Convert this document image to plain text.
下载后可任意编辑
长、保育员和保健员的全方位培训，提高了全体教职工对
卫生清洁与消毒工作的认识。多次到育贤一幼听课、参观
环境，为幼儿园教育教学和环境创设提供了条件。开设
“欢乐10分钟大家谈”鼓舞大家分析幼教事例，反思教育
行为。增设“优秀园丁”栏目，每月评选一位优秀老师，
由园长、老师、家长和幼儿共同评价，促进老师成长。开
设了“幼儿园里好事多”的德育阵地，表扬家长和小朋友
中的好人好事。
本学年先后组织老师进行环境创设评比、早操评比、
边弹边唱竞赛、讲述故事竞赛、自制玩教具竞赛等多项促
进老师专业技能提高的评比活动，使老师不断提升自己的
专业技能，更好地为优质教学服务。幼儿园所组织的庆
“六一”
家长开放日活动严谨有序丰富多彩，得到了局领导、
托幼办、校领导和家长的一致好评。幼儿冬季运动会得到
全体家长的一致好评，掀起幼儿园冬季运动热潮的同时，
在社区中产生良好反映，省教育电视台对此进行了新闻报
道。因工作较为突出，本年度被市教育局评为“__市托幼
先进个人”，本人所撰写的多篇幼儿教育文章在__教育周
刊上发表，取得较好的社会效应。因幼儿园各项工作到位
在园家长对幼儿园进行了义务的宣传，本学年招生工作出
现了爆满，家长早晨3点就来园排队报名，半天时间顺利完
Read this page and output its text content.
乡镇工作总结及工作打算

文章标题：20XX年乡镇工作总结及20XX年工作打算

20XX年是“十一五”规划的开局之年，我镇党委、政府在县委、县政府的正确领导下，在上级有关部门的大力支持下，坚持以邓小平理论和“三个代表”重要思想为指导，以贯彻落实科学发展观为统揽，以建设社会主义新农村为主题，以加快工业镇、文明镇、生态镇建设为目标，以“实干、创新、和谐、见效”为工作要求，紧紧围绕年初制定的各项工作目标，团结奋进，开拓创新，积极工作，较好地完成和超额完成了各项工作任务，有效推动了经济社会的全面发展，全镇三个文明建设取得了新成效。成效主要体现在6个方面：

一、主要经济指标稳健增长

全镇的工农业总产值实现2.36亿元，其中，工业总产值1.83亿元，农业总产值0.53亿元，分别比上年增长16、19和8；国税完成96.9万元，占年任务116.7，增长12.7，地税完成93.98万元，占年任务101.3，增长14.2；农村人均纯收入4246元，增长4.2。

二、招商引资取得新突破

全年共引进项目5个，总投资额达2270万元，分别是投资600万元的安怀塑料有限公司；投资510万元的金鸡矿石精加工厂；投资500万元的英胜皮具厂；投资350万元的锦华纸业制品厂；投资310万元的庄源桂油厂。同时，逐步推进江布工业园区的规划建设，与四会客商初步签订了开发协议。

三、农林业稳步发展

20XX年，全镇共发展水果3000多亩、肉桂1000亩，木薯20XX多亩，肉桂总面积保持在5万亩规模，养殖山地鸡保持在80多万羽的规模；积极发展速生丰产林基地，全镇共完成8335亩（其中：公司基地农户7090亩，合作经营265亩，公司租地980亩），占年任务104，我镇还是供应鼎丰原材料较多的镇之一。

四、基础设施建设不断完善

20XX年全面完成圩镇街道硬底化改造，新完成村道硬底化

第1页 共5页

──────────

GOAL OF THE EXERCISE – Copy out all of the data exactly, leaving nothing out.

TASK OUTPUT –
Convert this document image to plain text.
下载后可任意编辑
长、保育员和保健员的全方位培训，提高了全体教职工对
卫生清洁与消毒工作的认识。多次到育贤一幼听课、参观
环境，为幼儿园教育教学和环境创设提供了条件。开设
“欢乐10分钟大家谈”鼓舞大家分析幼教事例，反思教育
行为。增设“优秀园丁”栏目，每月评选一位优秀老师，
由园长、老师、家长和幼儿共同评价，促进老师成长。开
设了“幼儿园里好事多”的德育阵地，表扬家长和小朋友
中的好人好事。
本学年先后组织老师进行环境创设评比、早操评比、
边弹边唱竞赛、讲述故事竞赛、自制玩教具竞赛等多项促
进老师专业技能提高的评比活动，使老师不断提升自己的
专业技能，更好地为优质教学服务。幼儿园所组织的庆
“六一”
家长开放日活动严谨有序丰富多彩，得到了局领导、
托幼办、校领导和家长的一致好评。幼儿冬季运动会得到
全体家长的一致好评，掀起幼儿园冬季运动热潮的同时，
在社区中产生良好反映，省教育电视台对此进行了新闻报
道。因工作较为突出，本年度被市教育局评为“__市托幼
先进个人”，本人所撰写的多篇幼儿教育文章在__教育周
刊上发表，取得较好的社会效应。因幼儿园各项工作到位
在园家长对幼儿园进行了义务的宣传，本学年招生工作出
现了爆满，家长早晨3点就来园排队报名，半天时间顺利完
Read this page and output its text content.
乡镇工作总结及工作打算

文章标题：20XX年乡镇工作总结及20XX年工作打算

20XX年是“十一五”规划的开局之年，我镇党委、政府在县委、县政府的正确领导下，在上级有关部门的大力支持下，坚持以邓小平理论和“三个代表”重要思想为指导，以贯彻落实科学发展观为统揽，以建设社会主义新农村为主题，以加快工业镇、文明镇、生态镇建设为目标，以“实干、创新、和谐、见效”为工作要求，紧紧围绕年初制定的各项工作目标，团结奋进，开拓创新，积极工作，较好地完成和超额完成了各项工作任务，有效推动了经济社会的全面发展，全镇三个文明建设取得了新成效。成效主要体现在6个方面：

一、主要经济指标稳健增长

全镇的工农业总产值实现2.36亿元，其中，工业总产值1.83亿元，农业总产值0.53亿元，分别比上年增长16、19和8；国税完成96.9万元，占年任务116.7，增长12.7，地税完成93.98万元，占年任务101.3，增长14.2；农村人均纯收入4246元，增长4.2。

二、招商引资取得新突破

全年共引进项目5个，总投资额达2270万元，分别是投资600万元的安怀塑料有限公司；投资510万元的金鸡矿石精加工厂；投资500万元的英胜皮具厂；投资350万元的锦华纸业制品厂；投资310万元的庄源桂油厂。同时，逐步推进江布工业园区的规划建设，与四会客商初步签订了开发协议。

三、农林业稳步发展

20XX年，全镇共发展水果3000多亩、肉桂1000亩，木薯20XX多亩，肉桂总面积保持在5万亩规模，养殖山地鸡保持在80多万羽的规模；积极发展速生丰产林基地，全镇共完成8335亩（其中：公司基地农户7090亩，合作经营265亩，公司租地980亩），占年任务104，我镇还是供应鼎丰原材料较多的镇之一。

四、基础设施建设不断完善

20XX年全面完成圩镇街道硬底化改造，新完成村道硬底化

第1页 共5页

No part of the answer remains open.